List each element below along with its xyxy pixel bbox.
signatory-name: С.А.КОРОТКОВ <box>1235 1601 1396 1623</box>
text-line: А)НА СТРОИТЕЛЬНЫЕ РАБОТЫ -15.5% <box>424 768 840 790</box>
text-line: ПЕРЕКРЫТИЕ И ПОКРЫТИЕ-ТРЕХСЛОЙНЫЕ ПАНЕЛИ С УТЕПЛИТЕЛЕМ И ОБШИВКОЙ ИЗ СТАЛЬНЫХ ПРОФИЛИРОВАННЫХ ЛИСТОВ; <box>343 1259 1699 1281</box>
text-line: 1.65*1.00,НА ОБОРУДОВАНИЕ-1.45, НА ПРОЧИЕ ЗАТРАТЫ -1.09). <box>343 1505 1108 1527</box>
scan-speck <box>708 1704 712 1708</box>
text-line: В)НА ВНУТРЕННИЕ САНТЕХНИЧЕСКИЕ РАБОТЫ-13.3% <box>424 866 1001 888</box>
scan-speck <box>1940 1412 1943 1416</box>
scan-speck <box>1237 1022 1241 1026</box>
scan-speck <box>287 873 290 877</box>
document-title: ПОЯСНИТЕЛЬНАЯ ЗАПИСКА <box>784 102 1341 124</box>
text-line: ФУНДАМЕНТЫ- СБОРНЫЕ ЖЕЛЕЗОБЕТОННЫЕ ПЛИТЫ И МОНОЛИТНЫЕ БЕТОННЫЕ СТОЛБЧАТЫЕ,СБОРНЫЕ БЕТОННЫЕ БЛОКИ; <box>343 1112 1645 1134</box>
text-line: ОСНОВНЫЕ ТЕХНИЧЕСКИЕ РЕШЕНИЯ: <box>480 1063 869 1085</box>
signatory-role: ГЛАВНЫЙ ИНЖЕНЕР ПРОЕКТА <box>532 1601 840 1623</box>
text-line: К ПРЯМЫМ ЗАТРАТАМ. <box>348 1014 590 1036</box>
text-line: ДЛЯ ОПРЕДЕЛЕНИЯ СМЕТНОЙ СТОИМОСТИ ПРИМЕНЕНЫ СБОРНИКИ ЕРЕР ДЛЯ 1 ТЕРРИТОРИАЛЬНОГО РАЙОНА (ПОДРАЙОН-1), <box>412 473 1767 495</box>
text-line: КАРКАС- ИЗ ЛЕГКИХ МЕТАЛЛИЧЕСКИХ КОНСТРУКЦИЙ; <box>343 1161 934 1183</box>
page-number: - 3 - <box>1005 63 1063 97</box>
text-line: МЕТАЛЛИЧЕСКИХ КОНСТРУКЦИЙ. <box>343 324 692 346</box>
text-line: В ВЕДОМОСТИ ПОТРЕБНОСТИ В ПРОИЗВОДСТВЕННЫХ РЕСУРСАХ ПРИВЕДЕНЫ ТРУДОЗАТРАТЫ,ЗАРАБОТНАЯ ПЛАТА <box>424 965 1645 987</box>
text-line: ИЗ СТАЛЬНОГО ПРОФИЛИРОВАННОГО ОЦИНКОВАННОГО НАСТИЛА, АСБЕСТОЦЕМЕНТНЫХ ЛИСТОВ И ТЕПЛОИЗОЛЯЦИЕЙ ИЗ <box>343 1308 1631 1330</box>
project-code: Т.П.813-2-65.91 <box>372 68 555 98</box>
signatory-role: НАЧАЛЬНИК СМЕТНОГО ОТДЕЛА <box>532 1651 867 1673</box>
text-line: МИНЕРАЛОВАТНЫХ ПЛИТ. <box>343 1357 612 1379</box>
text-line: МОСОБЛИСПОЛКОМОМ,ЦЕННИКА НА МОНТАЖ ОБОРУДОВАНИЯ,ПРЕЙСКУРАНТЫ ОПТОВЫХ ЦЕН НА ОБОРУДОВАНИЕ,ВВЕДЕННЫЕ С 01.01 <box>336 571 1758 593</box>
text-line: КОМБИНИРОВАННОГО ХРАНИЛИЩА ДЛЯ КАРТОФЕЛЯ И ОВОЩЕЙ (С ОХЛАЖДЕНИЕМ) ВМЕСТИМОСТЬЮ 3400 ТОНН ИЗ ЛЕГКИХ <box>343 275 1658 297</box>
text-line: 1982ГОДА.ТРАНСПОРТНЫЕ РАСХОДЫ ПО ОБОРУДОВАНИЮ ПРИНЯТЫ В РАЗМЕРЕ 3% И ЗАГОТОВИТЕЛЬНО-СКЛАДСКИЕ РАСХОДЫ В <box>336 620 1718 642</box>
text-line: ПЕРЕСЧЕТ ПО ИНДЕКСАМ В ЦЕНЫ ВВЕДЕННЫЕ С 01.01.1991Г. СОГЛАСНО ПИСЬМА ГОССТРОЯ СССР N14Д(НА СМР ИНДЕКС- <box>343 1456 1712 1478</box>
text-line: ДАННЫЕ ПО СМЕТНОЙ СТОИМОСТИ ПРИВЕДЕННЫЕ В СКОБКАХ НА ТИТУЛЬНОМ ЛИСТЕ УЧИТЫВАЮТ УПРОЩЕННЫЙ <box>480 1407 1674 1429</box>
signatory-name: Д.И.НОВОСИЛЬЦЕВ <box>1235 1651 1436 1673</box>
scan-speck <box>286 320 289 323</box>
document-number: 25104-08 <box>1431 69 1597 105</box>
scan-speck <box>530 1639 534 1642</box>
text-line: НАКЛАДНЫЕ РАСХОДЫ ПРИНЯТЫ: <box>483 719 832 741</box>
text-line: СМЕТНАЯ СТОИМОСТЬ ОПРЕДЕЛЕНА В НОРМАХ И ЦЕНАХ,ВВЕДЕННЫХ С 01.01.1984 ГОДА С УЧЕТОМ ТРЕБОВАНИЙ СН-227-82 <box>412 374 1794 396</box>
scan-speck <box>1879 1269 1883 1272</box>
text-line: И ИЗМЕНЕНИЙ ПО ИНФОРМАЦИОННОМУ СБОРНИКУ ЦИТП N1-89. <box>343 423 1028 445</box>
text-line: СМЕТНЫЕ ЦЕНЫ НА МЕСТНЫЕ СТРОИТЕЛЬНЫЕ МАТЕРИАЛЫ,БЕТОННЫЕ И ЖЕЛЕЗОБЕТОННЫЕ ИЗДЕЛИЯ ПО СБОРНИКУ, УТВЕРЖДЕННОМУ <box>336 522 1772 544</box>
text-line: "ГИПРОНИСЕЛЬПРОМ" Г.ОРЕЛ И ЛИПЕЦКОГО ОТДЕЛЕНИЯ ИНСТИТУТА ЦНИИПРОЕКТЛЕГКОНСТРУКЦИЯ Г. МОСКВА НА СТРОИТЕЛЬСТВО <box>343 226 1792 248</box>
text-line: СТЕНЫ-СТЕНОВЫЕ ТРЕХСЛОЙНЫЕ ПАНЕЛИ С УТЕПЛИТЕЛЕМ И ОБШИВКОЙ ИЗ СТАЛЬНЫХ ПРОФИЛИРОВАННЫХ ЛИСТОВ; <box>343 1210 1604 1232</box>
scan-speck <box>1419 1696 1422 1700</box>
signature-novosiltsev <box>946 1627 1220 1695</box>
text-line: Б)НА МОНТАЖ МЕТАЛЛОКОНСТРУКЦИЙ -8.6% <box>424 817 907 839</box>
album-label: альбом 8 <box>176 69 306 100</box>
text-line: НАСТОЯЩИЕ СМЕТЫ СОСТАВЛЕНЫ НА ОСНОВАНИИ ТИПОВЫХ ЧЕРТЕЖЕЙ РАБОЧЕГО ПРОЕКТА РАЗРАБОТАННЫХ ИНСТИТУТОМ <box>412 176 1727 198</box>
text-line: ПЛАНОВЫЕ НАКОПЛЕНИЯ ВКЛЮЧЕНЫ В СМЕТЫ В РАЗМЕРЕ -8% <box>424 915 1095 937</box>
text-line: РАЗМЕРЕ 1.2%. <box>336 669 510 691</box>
※
*STATED TASK*:
Reproduce every row above verbatim, keeping each on its own line and in its original order.

*THE ANSWER*:
List each element below along with its xyxy pixel bbox.
signatory-name: С.А.КОРОТКОВ <box>1235 1601 1396 1623</box>
text-line: А)НА СТРОИТЕЛЬНЫЕ РАБОТЫ -15.5% <box>424 768 840 790</box>
text-line: ПЕРЕКРЫТИЕ И ПОКРЫТИЕ-ТРЕХСЛОЙНЫЕ ПАНЕЛИ С УТЕПЛИТЕЛЕМ И ОБШИВКОЙ ИЗ СТАЛЬНЫХ ПРОФИЛИРОВАННЫХ ЛИСТОВ; <box>343 1259 1699 1281</box>
text-line: 1.65*1.00,НА ОБОРУДОВАНИЕ-1.45, НА ПРОЧИЕ ЗАТРАТЫ -1.09). <box>343 1505 1108 1527</box>
scan-speck <box>708 1704 712 1708</box>
text-line: В)НА ВНУТРЕННИЕ САНТЕХНИЧЕСКИЕ РАБОТЫ-13.3% <box>424 866 1001 888</box>
scan-speck <box>1940 1412 1943 1416</box>
scan-speck <box>1237 1022 1241 1026</box>
scan-speck <box>287 873 290 877</box>
document-title: ПОЯСНИТЕЛЬНАЯ ЗАПИСКА <box>784 102 1341 124</box>
text-line: ФУНДАМЕНТЫ- СБОРНЫЕ ЖЕЛЕЗОБЕТОННЫЕ ПЛИТЫ И МОНОЛИТНЫЕ БЕТОННЫЕ СТОЛБЧАТЫЕ,СБОРНЫЕ БЕТОННЫЕ БЛОКИ; <box>343 1112 1645 1134</box>
text-line: ОСНОВНЫЕ ТЕХНИЧЕСКИЕ РЕШЕНИЯ: <box>480 1063 869 1085</box>
signatory-role: ГЛАВНЫЙ ИНЖЕНЕР ПРОЕКТА <box>532 1601 840 1623</box>
text-line: К ПРЯМЫМ ЗАТРАТАМ. <box>348 1014 590 1036</box>
text-line: ДЛЯ ОПРЕДЕЛЕНИЯ СМЕТНОЙ СТОИМОСТИ ПРИМЕНЕНЫ СБОРНИКИ ЕРЕР ДЛЯ 1 ТЕРРИТОРИАЛЬНОГО РАЙОНА (ПОДРАЙОН-1), <box>412 473 1767 495</box>
text-line: КАРКАС- ИЗ ЛЕГКИХ МЕТАЛЛИЧЕСКИХ КОНСТРУКЦИЙ; <box>343 1161 934 1183</box>
page-number: - 3 - <box>1005 63 1063 97</box>
text-line: МЕТАЛЛИЧЕСКИХ КОНСТРУКЦИЙ. <box>343 324 692 346</box>
text-line: В ВЕДОМОСТИ ПОТРЕБНОСТИ В ПРОИЗВОДСТВЕННЫХ РЕСУРСАХ ПРИВЕДЕНЫ ТРУДОЗАТРАТЫ,ЗАРАБОТНАЯ ПЛАТА <box>424 965 1645 987</box>
text-line: ИЗ СТАЛЬНОГО ПРОФИЛИРОВАННОГО ОЦИНКОВАННОГО НАСТИЛА, АСБЕСТОЦЕМЕНТНЫХ ЛИСТОВ И ТЕПЛОИЗОЛЯЦИЕЙ ИЗ <box>343 1308 1631 1330</box>
project-code: Т.П.813-2-65.91 <box>372 68 555 98</box>
signatory-role: НАЧАЛЬНИК СМЕТНОГО ОТДЕЛА <box>532 1651 867 1673</box>
text-line: МИНЕРАЛОВАТНЫХ ПЛИТ. <box>343 1357 612 1379</box>
text-line: МОСОБЛИСПОЛКОМОМ,ЦЕННИКА НА МОНТАЖ ОБОРУДОВАНИЯ,ПРЕЙСКУРАНТЫ ОПТОВЫХ ЦЕН НА ОБОРУДОВАНИЕ,ВВЕДЕННЫЕ С 01.01 <box>336 571 1758 593</box>
text-line: КОМБИНИРОВАННОГО ХРАНИЛИЩА ДЛЯ КАРТОФЕЛЯ И ОВОЩЕЙ (С ОХЛАЖДЕНИЕМ) ВМЕСТИМОСТЬЮ 3400 ТОНН ИЗ ЛЕГКИХ <box>343 275 1658 297</box>
text-line: 1982ГОДА.ТРАНСПОРТНЫЕ РАСХОДЫ ПО ОБОРУДОВАНИЮ ПРИНЯТЫ В РАЗМЕРЕ 3% И ЗАГОТОВИТЕЛЬНО-СКЛАДСКИЕ РАСХОДЫ В <box>336 620 1718 642</box>
text-line: ПЕРЕСЧЕТ ПО ИНДЕКСАМ В ЦЕНЫ ВВЕДЕННЫЕ С 01.01.1991Г. СОГЛАСНО ПИСЬМА ГОССТРОЯ СССР N14Д(НА СМР ИНДЕКС- <box>343 1456 1712 1478</box>
text-line: ДАННЫЕ ПО СМЕТНОЙ СТОИМОСТИ ПРИВЕДЕННЫЕ В СКОБКАХ НА ТИТУЛЬНОМ ЛИСТЕ УЧИТЫВАЮТ УПРОЩЕННЫЙ <box>480 1407 1674 1429</box>
signatory-name: Д.И.НОВОСИЛЬЦЕВ <box>1235 1651 1436 1673</box>
scan-speck <box>286 320 289 323</box>
document-number: 25104-08 <box>1431 69 1597 105</box>
scan-speck <box>530 1639 534 1642</box>
text-line: НАКЛАДНЫЕ РАСХОДЫ ПРИНЯТЫ: <box>483 719 832 741</box>
text-line: СМЕТНАЯ СТОИМОСТЬ ОПРЕДЕЛЕНА В НОРМАХ И ЦЕНАХ,ВВЕДЕННЫХ С 01.01.1984 ГОДА С УЧЕТОМ ТРЕБОВАНИЙ СН-227-82 <box>412 374 1794 396</box>
scan-speck <box>1879 1269 1883 1272</box>
text-line: И ИЗМЕНЕНИЙ ПО ИНФОРМАЦИОННОМУ СБОРНИКУ ЦИТП N1-89. <box>343 423 1028 445</box>
text-line: СМЕТНЫЕ ЦЕНЫ НА МЕСТНЫЕ СТРОИТЕЛЬНЫЕ МАТЕРИАЛЫ,БЕТОННЫЕ И ЖЕЛЕЗОБЕТОННЫЕ ИЗДЕЛИЯ ПО СБОРНИКУ, УТВЕРЖДЕННОМУ <box>336 522 1772 544</box>
text-line: "ГИПРОНИСЕЛЬПРОМ" Г.ОРЕЛ И ЛИПЕЦКОГО ОТДЕЛЕНИЯ ИНСТИТУТА ЦНИИПРОЕКТЛЕГКОНСТРУКЦИЯ Г. МОСКВА НА СТРОИТЕЛЬСТВО <box>343 226 1792 248</box>
text-line: СТЕНЫ-СТЕНОВЫЕ ТРЕХСЛОЙНЫЕ ПАНЕЛИ С УТЕПЛИТЕЛЕМ И ОБШИВКОЙ ИЗ СТАЛЬНЫХ ПРОФИЛИРОВАННЫХ ЛИСТОВ; <box>343 1210 1604 1232</box>
scan-speck <box>1419 1696 1422 1700</box>
signature-novosiltsev <box>946 1627 1220 1695</box>
text-line: Б)НА МОНТАЖ МЕТАЛЛОКОНСТРУКЦИЙ -8.6% <box>424 817 907 839</box>
album-label: альбом 8 <box>176 69 306 100</box>
text-line: НАСТОЯЩИЕ СМЕТЫ СОСТАВЛЕНЫ НА ОСНОВАНИИ ТИПОВЫХ ЧЕРТЕЖЕЙ РАБОЧЕГО ПРОЕКТА РАЗРАБОТАННЫХ ИНСТИТУТОМ <box>412 176 1727 198</box>
text-line: ПЛАНОВЫЕ НАКОПЛЕНИЯ ВКЛЮЧЕНЫ В СМЕТЫ В РАЗМЕРЕ -8% <box>424 915 1095 937</box>
text-line: РАЗМЕРЕ 1.2%. <box>336 669 510 691</box>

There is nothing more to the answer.